→ Data to use
================================
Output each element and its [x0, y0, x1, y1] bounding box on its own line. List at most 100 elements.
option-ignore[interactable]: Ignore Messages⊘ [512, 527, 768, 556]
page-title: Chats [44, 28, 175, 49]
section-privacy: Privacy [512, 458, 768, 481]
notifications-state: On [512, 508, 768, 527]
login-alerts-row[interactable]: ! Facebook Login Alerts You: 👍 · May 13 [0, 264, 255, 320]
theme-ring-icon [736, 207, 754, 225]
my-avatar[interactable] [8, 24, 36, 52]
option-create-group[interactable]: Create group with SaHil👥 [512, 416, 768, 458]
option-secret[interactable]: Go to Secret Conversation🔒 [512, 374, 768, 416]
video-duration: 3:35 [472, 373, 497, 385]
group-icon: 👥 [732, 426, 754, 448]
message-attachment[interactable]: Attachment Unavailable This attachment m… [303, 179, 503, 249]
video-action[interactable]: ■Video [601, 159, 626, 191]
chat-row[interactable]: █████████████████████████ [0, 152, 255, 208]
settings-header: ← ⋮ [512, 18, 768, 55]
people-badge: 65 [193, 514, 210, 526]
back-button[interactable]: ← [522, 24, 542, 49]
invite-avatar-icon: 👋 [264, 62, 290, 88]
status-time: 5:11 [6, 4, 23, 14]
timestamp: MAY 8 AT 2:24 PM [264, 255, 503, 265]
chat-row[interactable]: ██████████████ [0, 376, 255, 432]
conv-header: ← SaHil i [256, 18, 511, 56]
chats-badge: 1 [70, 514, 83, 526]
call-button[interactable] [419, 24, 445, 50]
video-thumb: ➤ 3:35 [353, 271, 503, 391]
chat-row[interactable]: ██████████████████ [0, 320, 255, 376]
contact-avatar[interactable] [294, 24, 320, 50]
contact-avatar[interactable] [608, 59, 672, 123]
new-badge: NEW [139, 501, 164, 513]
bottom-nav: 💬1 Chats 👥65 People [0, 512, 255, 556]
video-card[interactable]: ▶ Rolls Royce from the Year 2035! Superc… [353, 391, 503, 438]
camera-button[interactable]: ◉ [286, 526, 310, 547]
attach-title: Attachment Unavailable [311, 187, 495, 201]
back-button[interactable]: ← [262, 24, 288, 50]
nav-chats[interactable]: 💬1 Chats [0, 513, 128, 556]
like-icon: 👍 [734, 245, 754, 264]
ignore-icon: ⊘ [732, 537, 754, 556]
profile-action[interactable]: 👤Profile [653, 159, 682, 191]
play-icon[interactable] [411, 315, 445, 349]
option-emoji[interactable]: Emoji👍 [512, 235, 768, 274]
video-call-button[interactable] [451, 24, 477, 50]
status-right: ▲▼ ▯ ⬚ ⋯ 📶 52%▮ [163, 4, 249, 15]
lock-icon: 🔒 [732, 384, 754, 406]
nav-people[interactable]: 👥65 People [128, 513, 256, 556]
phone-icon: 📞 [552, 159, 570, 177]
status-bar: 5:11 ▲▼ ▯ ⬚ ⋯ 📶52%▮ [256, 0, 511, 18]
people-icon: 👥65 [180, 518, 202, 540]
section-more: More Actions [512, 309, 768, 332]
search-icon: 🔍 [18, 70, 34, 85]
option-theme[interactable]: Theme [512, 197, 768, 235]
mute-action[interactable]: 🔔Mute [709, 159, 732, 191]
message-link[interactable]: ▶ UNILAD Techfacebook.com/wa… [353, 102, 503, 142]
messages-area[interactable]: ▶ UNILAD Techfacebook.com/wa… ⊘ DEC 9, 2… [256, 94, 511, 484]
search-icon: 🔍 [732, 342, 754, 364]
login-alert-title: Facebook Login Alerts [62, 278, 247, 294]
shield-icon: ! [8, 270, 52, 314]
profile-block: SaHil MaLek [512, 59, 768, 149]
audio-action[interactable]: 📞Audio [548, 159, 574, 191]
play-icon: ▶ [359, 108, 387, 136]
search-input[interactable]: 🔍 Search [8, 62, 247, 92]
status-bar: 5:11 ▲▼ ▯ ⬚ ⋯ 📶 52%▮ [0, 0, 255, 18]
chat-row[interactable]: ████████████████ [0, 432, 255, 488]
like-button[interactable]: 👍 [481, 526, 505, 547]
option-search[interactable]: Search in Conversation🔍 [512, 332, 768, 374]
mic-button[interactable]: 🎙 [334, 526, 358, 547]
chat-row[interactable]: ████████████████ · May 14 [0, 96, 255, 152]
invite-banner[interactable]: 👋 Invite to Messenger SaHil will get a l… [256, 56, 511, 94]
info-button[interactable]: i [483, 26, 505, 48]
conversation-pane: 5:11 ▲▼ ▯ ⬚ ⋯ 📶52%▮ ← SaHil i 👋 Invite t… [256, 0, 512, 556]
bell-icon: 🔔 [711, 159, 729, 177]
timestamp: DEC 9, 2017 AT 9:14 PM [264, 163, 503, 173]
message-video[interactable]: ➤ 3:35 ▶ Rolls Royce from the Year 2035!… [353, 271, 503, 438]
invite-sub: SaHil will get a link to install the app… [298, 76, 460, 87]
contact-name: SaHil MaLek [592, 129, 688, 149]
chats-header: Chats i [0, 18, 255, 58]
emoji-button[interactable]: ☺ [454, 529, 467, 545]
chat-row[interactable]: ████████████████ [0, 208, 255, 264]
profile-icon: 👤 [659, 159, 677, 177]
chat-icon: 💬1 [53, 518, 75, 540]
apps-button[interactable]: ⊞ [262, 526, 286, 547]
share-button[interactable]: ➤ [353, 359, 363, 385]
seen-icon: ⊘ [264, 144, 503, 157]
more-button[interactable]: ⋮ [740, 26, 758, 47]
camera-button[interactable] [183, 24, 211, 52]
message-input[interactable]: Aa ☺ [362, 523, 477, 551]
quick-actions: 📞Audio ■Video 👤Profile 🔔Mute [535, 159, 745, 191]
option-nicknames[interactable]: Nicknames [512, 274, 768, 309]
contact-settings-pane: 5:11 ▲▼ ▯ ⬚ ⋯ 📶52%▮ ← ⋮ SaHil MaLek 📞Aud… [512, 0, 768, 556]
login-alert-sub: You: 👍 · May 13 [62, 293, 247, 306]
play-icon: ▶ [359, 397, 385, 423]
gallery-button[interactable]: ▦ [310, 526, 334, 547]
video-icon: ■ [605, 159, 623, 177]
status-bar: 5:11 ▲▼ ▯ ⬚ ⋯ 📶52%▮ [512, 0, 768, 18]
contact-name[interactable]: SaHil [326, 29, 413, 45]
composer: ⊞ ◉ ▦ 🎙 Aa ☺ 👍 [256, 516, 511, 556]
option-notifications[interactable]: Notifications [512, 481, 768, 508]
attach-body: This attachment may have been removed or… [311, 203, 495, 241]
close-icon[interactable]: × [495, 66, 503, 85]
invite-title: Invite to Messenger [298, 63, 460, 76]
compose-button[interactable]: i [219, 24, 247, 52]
================================
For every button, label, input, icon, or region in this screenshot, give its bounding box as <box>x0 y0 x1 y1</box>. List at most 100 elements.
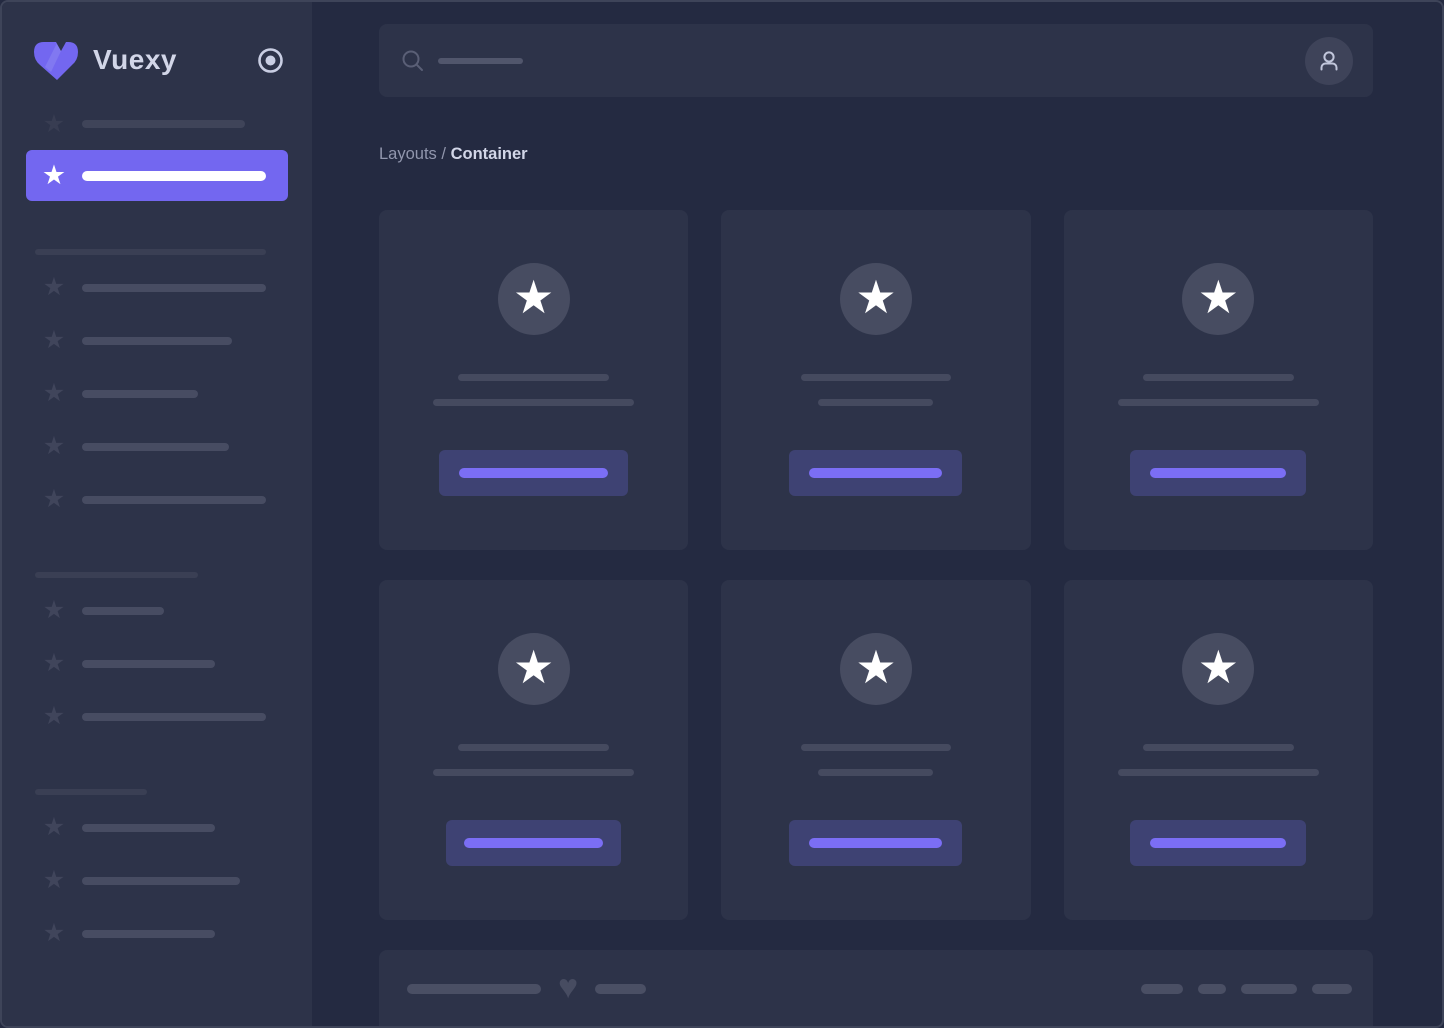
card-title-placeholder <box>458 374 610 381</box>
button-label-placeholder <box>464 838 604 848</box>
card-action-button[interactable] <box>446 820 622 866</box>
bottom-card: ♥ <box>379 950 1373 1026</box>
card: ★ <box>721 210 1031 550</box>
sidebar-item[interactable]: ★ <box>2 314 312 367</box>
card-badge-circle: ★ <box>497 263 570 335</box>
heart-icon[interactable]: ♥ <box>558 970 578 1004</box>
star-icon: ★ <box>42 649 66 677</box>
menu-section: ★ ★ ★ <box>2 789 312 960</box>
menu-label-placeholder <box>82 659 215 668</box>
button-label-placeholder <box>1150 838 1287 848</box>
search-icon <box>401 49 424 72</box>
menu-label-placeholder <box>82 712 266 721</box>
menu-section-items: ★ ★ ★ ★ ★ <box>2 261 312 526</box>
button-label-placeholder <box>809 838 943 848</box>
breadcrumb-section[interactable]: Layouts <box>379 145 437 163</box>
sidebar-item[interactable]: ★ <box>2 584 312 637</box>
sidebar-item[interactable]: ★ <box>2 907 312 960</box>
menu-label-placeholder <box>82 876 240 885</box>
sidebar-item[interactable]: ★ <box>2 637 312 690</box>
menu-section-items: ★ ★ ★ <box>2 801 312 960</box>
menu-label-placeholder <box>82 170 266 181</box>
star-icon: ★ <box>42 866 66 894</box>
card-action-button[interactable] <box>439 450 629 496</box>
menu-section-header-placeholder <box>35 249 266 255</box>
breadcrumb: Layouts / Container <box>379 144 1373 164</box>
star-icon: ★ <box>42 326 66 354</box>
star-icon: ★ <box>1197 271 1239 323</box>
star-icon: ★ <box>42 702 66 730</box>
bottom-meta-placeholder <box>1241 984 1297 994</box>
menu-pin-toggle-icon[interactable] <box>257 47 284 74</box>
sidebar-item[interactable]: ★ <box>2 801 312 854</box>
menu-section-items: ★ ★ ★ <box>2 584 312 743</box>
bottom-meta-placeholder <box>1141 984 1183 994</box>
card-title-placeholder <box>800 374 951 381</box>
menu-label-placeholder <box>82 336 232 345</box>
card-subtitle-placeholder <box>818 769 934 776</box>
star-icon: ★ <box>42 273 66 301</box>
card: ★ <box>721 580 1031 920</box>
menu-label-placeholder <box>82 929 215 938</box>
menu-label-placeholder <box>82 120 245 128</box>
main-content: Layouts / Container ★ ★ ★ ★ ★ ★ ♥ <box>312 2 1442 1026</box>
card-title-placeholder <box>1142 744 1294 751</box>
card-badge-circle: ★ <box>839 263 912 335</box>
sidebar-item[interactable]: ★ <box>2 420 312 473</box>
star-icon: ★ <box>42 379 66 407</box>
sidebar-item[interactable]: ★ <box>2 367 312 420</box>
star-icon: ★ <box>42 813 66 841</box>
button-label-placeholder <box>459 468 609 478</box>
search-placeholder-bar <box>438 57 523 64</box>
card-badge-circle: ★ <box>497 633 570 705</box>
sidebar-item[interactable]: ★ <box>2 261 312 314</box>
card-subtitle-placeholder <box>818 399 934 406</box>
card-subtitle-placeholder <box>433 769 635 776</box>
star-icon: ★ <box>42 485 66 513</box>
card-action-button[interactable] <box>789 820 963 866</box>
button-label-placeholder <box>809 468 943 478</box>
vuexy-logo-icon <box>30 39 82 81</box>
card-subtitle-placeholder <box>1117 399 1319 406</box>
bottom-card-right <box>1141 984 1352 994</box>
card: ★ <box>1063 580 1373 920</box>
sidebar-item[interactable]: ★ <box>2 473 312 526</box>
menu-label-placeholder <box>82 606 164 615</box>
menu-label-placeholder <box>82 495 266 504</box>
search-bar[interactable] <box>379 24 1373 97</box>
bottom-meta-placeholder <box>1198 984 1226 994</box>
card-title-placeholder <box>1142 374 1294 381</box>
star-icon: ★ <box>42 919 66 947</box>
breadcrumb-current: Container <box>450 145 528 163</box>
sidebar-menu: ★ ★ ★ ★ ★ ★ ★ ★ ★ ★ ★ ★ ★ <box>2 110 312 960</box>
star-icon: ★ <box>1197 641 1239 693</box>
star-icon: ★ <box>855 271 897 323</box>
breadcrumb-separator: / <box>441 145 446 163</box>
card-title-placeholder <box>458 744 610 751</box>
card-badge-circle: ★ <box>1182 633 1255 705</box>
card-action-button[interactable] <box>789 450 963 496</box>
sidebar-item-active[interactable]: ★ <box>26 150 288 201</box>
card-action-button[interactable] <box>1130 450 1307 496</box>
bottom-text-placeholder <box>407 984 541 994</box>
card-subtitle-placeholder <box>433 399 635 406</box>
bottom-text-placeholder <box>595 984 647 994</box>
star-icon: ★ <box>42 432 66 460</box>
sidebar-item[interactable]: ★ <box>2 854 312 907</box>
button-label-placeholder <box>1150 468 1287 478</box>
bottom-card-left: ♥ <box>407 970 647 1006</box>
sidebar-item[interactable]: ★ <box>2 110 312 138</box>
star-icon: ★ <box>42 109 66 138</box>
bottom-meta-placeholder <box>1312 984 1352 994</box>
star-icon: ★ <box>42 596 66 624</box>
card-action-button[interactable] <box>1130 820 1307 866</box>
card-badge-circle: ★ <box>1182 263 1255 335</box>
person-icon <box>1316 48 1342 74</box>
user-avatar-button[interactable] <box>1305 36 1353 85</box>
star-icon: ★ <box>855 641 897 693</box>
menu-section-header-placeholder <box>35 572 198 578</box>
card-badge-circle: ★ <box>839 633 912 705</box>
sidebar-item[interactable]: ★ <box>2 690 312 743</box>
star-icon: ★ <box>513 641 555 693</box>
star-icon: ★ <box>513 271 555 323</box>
================================
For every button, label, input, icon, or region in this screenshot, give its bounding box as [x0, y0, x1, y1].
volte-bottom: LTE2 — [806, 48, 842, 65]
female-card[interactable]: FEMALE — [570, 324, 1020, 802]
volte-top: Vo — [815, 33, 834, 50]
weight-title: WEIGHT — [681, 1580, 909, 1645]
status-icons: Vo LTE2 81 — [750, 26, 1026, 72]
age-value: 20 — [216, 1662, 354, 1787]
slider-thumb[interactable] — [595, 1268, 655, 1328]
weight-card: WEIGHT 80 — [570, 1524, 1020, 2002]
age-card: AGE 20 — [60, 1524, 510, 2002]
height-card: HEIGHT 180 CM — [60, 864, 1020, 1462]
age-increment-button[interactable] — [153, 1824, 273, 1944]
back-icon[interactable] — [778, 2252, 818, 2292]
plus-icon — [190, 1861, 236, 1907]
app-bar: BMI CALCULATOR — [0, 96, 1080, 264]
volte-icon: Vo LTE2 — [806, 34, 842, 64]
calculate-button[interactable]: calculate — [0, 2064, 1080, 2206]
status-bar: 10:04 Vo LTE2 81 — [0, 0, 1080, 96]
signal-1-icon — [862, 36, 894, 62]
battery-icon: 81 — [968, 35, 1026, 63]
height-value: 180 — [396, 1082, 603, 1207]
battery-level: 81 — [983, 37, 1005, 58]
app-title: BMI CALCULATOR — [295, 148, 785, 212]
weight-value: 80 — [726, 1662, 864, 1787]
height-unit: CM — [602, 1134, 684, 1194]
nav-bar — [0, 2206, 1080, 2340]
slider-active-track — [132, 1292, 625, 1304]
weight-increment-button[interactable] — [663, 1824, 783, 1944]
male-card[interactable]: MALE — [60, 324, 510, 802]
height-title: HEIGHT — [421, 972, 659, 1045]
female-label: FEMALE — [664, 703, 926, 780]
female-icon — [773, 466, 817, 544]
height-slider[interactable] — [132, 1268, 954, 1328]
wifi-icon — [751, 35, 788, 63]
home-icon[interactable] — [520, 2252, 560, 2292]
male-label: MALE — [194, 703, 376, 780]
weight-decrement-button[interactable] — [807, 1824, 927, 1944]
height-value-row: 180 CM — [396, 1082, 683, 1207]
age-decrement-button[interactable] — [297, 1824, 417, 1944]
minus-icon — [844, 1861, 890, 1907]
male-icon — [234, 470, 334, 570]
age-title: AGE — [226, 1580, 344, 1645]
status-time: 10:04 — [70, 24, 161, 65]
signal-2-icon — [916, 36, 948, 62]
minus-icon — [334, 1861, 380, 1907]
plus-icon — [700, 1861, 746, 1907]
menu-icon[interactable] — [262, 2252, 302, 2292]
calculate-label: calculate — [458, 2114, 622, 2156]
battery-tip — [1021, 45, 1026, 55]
================================
→ What is expected
Express as a numbered list, omitting blank lines, the lines of data starting at the line that contains "card-title-placeholder <box>458 374" and ending at the line that contains "star-icon: ★ <box>42 379 66 407</box>".

→ Worked solution
1. card-title-placeholder <box>458 374 610 381</box>
2. button-label-placeholder <box>464 838 604 848</box>
3. card-action-button[interactable] <box>446 820 622 866</box>
4. bottom-card: ♥ <box>379 950 1373 1026</box>
5. card: ★ <box>721 210 1031 550</box>
6. sidebar-item[interactable]: ★ <box>2 314 312 367</box>
7. card-badge-circle: ★ <box>497 263 570 335</box>
8. heart-icon[interactable]: ♥ <box>558 970 578 1004</box>
9. star-icon: ★ <box>42 649 66 677</box>
10. menu-section: ★ ★ ★ <box>2 789 312 960</box>
11. menu-label-placeholder <box>82 659 215 668</box>
12. button-label-placeholder <box>1150 838 1287 848</box>
13. search-icon <box>401 49 424 72</box>
14. menu-label-placeholder <box>82 712 266 721</box>
15. menu-section-items: ★ ★ ★ ★ ★ <box>2 261 312 526</box>
16. button-label-placeholder <box>809 838 943 848</box>
17. breadcrumb-section[interactable]: Layouts <box>379 145 437 163</box>
18. sidebar-item[interactable]: ★ <box>2 584 312 637</box>
19. sidebar-item[interactable]: ★ <box>2 907 312 960</box>
20. menu-label-placeholder <box>82 876 240 885</box>
21. sidebar-item[interactable]: ★ <box>2 637 312 690</box>
22. menu-section-items: ★ ★ ★ <box>2 801 312 960</box>
23. menu-label-placeholder <box>82 170 266 181</box>
24. star-icon: ★ <box>42 866 66 894</box>
25. card-action-button[interactable] <box>439 450 629 496</box>
26. menu-section-header-placeholder <box>35 249 266 255</box>
27. breadcrumb: Layouts / Container <box>379 144 1373 164</box>
28. star-icon: ★ <box>42 326 66 354</box>
29. star-icon: ★ <box>1197 271 1239 323</box>
30. star-icon: ★ <box>42 702 66 730</box>
31. bottom-meta-placeholder <box>1241 984 1297 994</box>
32. menu-pin-toggle-icon[interactable] <box>257 47 284 74</box>
33. sidebar-item[interactable]: ★ <box>2 801 312 854</box>
34. menu-section-items: ★ ★ ★ <box>2 584 312 743</box>
35. bottom-meta-placeholder <box>1141 984 1183 994</box>
36. card-title-placeholder <box>800 374 951 381</box>
37. menu-label-placeholder <box>82 336 232 345</box>
38. card-subtitle-placeholder <box>818 769 934 776</box>
39. star-icon: ★ <box>42 273 66 301</box>
40. card: ★ <box>721 580 1031 920</box>
41. menu-label-placeholder <box>82 929 215 938</box>
42. menu-label-placeholder <box>82 120 245 128</box>
43. main-content: Layouts / Container ★ ★ ★ ★ ★ ★ ♥ <box>312 2 1442 1026</box>
44. card-title-placeholder <box>1142 744 1294 751</box>
45. card-badge-circle: ★ <box>839 263 912 335</box>
46. sidebar-item[interactable]: ★ <box>2 420 312 473</box>
47. star-icon: ★ <box>42 379 66 407</box>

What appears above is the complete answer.